Copy each line in which the string "name" occurs.

====

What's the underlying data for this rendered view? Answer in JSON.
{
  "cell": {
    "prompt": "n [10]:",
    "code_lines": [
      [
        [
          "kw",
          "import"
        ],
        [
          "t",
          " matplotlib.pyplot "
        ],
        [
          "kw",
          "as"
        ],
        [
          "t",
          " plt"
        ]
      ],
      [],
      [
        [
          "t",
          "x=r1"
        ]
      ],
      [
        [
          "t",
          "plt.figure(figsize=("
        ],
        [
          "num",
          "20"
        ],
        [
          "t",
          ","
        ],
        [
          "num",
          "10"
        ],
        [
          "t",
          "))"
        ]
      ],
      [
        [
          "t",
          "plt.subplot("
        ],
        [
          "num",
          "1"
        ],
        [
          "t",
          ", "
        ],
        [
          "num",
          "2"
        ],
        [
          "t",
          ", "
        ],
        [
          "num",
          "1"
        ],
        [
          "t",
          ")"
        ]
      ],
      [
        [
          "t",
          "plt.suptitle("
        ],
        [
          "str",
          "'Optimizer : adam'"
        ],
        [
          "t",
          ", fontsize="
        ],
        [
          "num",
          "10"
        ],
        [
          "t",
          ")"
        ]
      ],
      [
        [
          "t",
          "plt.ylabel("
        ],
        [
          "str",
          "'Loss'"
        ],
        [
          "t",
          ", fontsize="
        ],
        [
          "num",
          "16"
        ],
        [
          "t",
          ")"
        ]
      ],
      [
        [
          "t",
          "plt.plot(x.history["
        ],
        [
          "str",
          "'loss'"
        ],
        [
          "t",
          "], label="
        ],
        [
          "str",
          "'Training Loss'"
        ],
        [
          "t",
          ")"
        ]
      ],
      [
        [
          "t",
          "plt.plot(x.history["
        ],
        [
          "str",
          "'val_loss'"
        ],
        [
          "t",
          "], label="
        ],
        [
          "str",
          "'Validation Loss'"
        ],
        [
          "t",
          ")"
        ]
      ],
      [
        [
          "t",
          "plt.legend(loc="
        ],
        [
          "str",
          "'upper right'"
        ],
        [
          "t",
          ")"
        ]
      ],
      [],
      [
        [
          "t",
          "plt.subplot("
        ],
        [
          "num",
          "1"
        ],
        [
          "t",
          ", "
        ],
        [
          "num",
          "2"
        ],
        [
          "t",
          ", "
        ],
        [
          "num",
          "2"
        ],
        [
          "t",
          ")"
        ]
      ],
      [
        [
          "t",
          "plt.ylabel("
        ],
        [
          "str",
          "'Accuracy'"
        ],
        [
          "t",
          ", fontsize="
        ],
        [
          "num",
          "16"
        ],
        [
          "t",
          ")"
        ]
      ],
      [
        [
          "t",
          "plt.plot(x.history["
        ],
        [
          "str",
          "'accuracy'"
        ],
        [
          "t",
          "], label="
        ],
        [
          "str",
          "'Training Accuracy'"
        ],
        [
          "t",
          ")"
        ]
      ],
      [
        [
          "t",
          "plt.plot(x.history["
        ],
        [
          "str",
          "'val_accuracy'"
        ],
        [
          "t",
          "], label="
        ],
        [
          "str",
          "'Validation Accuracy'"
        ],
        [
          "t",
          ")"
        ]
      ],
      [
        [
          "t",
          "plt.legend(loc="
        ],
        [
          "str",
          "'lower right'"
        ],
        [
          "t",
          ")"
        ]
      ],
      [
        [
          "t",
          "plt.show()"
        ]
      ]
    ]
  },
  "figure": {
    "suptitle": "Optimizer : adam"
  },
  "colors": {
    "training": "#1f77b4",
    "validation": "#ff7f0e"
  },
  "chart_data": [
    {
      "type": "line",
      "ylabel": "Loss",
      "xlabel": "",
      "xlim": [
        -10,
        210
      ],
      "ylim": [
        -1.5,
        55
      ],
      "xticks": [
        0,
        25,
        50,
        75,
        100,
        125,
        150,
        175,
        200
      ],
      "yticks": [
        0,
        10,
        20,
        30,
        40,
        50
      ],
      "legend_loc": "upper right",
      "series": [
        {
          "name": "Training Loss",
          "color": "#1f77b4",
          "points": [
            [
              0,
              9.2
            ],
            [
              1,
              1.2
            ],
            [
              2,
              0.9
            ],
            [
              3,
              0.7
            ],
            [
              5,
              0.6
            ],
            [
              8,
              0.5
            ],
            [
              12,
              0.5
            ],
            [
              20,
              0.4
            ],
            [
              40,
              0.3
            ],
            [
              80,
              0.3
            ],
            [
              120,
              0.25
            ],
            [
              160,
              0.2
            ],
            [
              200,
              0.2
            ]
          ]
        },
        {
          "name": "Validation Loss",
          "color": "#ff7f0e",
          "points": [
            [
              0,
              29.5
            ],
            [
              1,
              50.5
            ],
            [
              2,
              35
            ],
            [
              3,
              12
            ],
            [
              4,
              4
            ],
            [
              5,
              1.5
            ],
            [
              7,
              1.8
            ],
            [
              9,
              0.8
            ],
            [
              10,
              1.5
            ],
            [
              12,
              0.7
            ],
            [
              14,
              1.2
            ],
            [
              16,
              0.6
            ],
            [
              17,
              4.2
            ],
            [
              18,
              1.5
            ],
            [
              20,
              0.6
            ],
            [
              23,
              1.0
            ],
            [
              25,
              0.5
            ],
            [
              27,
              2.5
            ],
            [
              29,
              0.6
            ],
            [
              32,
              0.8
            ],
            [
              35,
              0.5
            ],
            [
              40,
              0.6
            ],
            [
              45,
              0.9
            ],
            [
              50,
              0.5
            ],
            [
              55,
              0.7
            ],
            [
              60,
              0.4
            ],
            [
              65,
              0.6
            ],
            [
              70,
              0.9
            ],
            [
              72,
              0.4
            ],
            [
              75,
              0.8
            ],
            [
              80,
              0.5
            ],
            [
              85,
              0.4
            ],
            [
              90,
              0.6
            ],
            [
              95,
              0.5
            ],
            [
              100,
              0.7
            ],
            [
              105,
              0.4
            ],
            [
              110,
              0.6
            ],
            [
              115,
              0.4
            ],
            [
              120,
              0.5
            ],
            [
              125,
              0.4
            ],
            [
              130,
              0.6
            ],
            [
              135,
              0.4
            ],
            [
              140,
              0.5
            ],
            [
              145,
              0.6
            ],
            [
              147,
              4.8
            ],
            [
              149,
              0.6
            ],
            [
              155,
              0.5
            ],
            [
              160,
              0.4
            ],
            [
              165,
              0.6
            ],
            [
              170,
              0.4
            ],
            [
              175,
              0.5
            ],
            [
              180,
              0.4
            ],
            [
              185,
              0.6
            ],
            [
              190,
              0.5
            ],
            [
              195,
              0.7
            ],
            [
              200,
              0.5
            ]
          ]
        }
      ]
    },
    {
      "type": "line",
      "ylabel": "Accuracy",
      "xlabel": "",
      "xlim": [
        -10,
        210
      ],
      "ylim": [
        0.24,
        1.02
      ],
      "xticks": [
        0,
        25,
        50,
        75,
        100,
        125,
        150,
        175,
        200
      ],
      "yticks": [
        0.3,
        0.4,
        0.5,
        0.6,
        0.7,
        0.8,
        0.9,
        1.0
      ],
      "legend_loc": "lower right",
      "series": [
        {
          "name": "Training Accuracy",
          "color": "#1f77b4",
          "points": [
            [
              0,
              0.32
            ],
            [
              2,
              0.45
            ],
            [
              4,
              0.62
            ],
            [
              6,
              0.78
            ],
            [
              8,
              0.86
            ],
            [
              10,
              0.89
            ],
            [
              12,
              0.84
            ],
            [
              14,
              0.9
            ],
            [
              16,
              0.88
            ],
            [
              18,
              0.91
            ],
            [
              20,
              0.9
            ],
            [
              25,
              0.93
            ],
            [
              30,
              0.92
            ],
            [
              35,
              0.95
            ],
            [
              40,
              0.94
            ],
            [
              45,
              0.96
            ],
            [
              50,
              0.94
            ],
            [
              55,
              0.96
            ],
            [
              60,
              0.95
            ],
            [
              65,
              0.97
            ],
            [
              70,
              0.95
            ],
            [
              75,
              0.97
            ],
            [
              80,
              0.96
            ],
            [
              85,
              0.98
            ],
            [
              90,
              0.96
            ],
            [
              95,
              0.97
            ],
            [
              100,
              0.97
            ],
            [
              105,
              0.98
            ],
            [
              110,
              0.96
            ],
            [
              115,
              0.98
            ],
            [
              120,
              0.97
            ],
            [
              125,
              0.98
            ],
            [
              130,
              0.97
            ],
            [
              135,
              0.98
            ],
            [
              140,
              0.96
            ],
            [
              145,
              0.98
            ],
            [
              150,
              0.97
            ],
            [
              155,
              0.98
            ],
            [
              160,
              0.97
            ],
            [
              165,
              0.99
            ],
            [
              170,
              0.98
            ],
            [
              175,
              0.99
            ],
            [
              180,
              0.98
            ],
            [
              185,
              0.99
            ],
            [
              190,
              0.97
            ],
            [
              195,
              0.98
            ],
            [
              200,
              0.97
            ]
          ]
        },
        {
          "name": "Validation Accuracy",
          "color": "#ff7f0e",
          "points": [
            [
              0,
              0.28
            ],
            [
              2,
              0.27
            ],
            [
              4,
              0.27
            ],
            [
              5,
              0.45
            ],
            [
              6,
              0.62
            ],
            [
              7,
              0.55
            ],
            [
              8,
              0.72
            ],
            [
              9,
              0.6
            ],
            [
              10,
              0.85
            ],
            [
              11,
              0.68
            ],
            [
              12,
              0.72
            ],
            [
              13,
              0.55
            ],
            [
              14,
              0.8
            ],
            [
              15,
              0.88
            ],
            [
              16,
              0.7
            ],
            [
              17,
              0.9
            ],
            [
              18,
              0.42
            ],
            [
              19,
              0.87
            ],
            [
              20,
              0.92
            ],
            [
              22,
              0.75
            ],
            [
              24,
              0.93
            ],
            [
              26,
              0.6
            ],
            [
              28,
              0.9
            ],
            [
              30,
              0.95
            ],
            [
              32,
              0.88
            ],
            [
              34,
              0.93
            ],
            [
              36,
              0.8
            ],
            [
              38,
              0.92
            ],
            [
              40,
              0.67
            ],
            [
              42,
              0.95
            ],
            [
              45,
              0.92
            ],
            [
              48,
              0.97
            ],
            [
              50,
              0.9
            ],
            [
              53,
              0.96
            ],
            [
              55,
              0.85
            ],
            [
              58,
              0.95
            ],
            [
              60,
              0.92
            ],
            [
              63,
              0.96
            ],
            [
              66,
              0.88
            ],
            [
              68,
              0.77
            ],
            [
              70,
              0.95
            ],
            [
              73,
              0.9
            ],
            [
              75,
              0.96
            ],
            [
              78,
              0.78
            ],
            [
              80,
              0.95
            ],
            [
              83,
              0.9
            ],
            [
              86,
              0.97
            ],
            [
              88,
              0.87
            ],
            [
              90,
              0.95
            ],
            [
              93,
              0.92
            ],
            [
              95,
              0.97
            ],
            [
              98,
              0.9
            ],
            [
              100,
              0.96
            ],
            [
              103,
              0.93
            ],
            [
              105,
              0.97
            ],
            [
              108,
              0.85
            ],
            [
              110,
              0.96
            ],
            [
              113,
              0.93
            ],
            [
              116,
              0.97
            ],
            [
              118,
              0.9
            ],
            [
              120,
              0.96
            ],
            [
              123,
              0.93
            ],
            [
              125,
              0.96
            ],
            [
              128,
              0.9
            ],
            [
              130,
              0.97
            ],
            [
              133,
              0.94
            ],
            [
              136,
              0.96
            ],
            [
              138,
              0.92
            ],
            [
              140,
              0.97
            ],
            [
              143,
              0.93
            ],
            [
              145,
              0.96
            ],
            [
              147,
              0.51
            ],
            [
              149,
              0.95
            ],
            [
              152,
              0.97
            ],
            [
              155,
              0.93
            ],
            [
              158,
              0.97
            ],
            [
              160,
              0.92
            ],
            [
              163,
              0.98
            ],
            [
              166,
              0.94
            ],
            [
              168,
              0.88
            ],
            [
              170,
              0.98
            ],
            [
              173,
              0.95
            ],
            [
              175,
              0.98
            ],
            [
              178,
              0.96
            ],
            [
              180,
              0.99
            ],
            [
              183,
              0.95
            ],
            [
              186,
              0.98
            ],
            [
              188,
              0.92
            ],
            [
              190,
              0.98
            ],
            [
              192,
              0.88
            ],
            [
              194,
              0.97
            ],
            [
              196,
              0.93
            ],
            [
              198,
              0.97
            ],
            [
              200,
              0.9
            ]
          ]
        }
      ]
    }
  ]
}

====

**Response for this exercise**
          "name": "Training Loss",
          "name": "Validation Loss",
          "name": "Training Accuracy",
          "name": "Validation Accuracy",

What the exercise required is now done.